Task instructions:
From the entries that follow, list every line in which the string "Bolt" appears.

Extracted material:
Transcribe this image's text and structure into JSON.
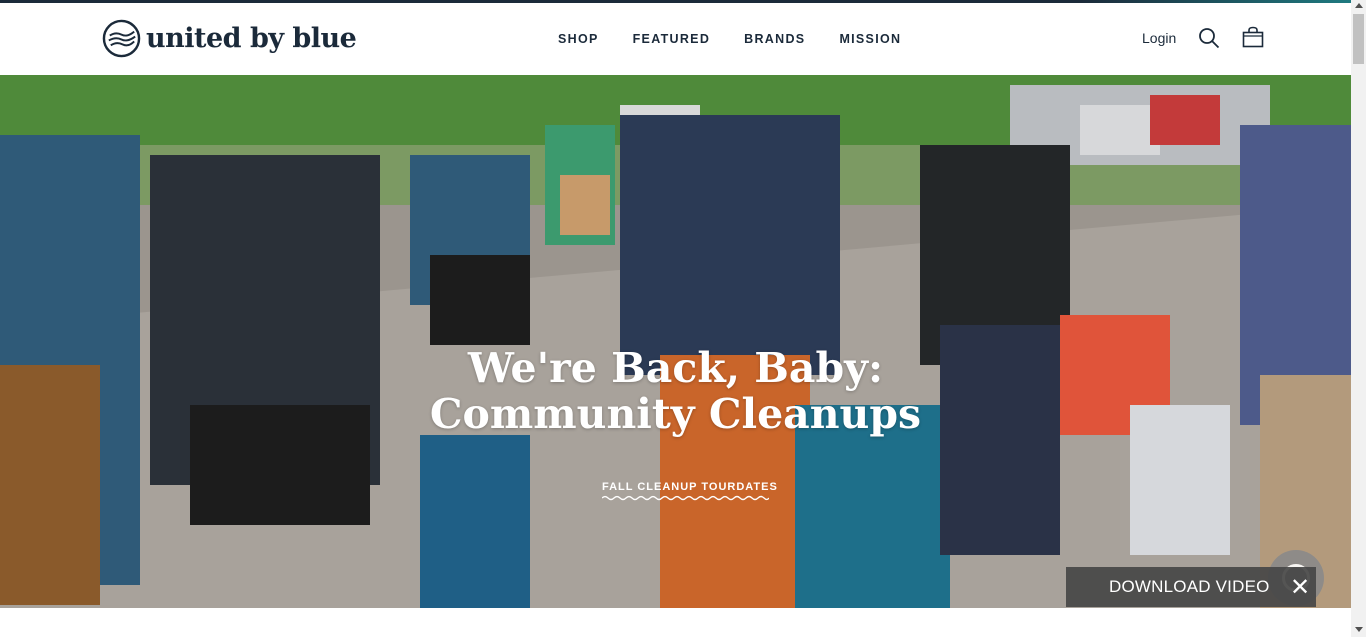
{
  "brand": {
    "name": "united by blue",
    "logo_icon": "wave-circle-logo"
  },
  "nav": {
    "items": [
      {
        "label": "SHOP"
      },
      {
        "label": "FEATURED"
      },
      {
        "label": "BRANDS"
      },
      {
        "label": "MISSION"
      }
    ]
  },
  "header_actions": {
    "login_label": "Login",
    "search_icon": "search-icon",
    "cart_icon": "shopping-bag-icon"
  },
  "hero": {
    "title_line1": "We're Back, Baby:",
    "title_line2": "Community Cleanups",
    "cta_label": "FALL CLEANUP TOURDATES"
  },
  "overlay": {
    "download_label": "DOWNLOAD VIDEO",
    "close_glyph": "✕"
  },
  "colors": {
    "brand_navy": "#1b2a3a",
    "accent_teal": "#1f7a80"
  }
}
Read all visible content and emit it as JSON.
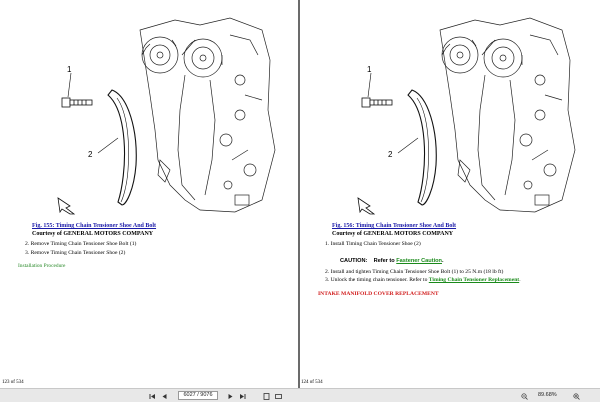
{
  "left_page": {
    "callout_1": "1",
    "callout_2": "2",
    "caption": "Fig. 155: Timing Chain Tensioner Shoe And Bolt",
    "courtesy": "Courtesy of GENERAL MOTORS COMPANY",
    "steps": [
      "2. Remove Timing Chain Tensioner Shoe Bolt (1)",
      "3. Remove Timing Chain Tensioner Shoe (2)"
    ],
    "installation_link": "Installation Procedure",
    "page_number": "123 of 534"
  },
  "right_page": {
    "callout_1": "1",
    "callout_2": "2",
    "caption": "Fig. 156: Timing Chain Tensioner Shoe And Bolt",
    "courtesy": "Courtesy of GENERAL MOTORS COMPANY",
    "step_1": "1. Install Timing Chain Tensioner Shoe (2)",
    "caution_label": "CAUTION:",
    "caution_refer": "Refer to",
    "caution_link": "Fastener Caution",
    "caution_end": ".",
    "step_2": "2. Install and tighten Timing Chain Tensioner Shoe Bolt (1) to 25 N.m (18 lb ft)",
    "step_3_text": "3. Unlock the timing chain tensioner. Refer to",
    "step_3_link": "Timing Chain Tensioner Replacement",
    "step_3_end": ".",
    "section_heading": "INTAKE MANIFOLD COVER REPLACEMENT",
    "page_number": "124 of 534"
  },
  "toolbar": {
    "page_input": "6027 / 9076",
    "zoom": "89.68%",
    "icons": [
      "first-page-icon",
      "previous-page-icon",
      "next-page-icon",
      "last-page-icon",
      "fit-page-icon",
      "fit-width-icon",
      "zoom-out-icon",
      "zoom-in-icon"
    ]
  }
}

* * *

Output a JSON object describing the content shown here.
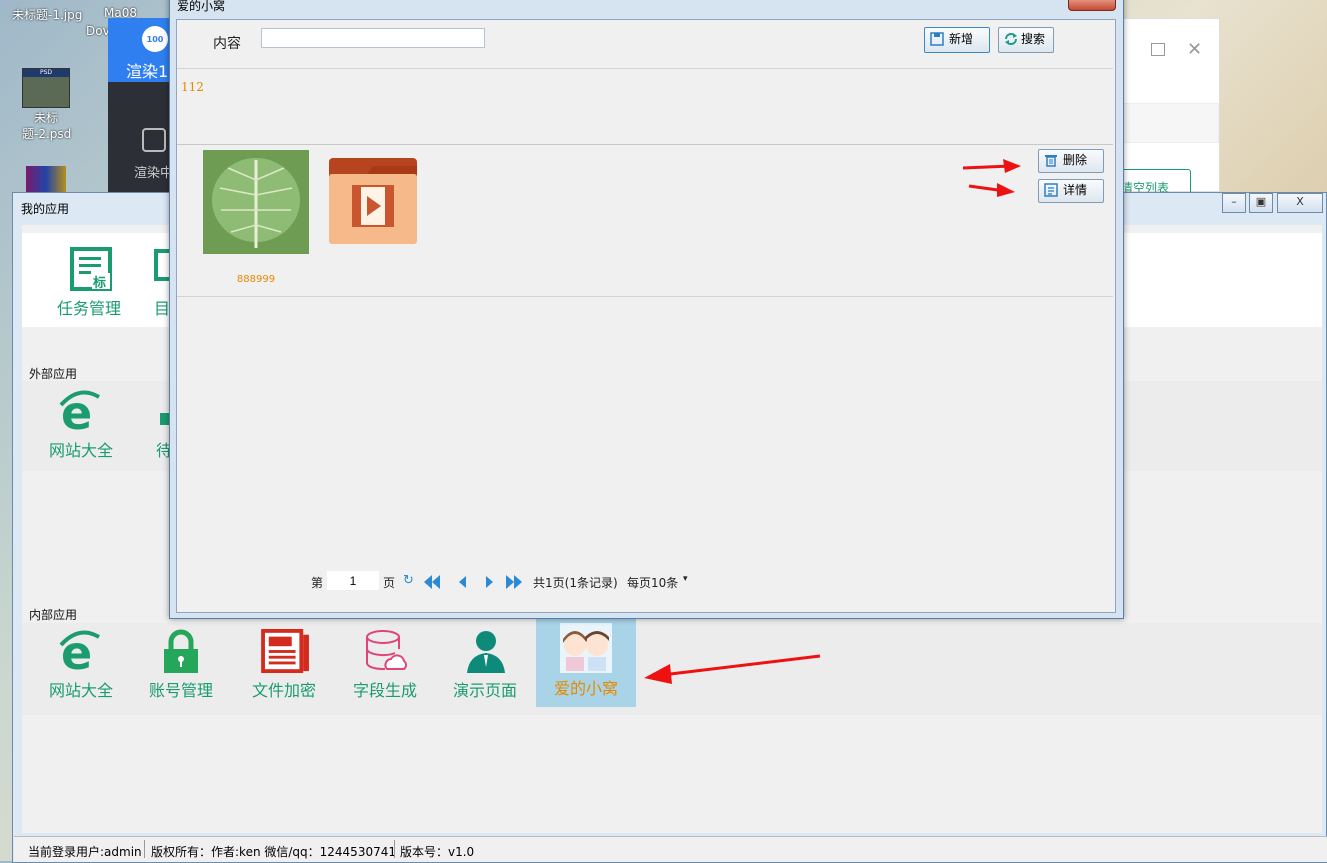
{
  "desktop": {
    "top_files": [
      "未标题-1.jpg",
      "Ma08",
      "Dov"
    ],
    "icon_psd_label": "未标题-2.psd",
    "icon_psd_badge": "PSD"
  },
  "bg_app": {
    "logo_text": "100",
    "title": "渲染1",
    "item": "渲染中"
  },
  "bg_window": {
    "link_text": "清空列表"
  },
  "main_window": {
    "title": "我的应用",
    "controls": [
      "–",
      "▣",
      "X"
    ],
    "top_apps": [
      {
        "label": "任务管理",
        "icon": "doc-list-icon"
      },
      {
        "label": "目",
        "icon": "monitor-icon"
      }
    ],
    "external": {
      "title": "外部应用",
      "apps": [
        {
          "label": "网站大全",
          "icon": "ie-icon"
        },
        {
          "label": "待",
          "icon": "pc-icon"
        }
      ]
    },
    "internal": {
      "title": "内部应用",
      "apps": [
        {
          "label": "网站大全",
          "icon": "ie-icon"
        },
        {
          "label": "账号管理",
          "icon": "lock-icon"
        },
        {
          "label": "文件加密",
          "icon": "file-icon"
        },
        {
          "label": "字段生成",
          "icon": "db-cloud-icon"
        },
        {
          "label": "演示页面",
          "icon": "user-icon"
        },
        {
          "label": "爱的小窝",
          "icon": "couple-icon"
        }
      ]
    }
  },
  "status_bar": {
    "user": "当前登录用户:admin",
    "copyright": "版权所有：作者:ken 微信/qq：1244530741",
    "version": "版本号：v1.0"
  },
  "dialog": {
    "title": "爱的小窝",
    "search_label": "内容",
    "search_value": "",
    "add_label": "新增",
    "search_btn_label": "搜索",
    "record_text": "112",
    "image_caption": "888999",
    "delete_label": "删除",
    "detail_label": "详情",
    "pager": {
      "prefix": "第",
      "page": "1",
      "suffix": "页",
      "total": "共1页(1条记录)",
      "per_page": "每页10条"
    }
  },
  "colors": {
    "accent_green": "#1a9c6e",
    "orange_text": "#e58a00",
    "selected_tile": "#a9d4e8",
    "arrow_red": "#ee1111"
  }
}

--

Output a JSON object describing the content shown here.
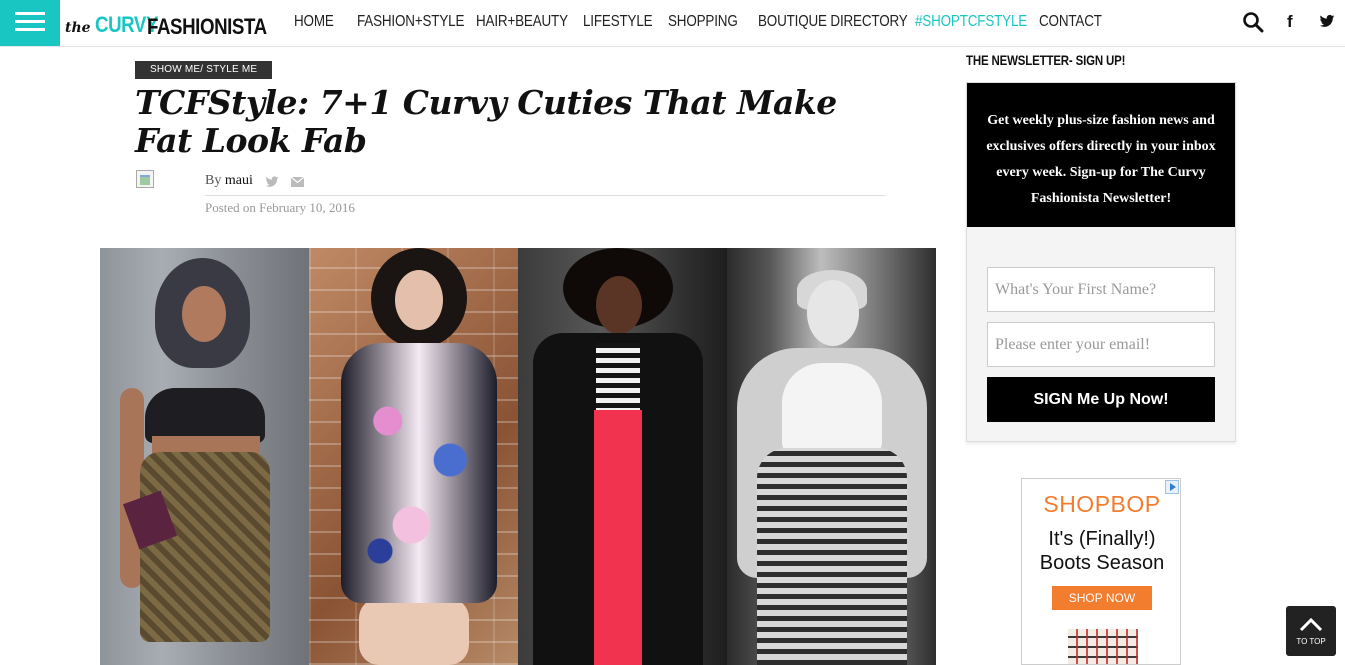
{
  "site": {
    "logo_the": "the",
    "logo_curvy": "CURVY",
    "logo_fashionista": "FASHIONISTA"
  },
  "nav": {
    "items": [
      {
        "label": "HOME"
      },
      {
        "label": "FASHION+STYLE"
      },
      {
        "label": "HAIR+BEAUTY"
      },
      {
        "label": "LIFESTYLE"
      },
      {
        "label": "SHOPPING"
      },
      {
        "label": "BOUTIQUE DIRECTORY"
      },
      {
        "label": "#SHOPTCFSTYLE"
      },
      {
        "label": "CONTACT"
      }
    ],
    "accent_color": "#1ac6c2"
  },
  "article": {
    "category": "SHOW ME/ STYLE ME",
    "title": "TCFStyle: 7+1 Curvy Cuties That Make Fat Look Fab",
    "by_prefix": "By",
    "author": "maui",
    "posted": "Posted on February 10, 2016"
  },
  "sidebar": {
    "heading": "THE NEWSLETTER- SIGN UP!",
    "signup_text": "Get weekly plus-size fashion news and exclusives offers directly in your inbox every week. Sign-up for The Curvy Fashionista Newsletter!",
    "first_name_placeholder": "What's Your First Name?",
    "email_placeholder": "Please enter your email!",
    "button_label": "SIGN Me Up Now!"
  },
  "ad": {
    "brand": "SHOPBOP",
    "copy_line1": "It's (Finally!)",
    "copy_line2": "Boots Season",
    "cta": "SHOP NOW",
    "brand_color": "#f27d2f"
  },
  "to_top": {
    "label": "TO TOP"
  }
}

Written solution:
    "caption": "Fig. 155: Timing Chain Tensioner Shoe And Bolt",
      "2. Remove Timing Chain Tensioner Shoe Bolt (1)",
    "caption": "Fig. 156: Timing Chain Tensioner Shoe And Bolt",
    "step_2": "2. Install and tighten Timing Chain Tensioner Shoe Bolt (1) to 25 N.m (18 lb ft)",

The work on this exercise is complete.